▶ Information given

* Start *

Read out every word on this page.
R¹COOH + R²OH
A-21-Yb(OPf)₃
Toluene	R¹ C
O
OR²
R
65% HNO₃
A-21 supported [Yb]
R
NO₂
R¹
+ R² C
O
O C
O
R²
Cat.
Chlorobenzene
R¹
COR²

* End *

▶ Stated problem
Reproduce the listing above word for word.

▶ Reply
Read out every word on this page.
R¹COOH + R²OH
A-21-Yb(OPf)₃
Toluene	R¹ C
O
OR²
R
65% HNO₃
A-21 supported [Yb]
R
NO₂
R¹
+ R² C
O
O C
O
R²
Cat.
Chlorobenzene
R¹
COR²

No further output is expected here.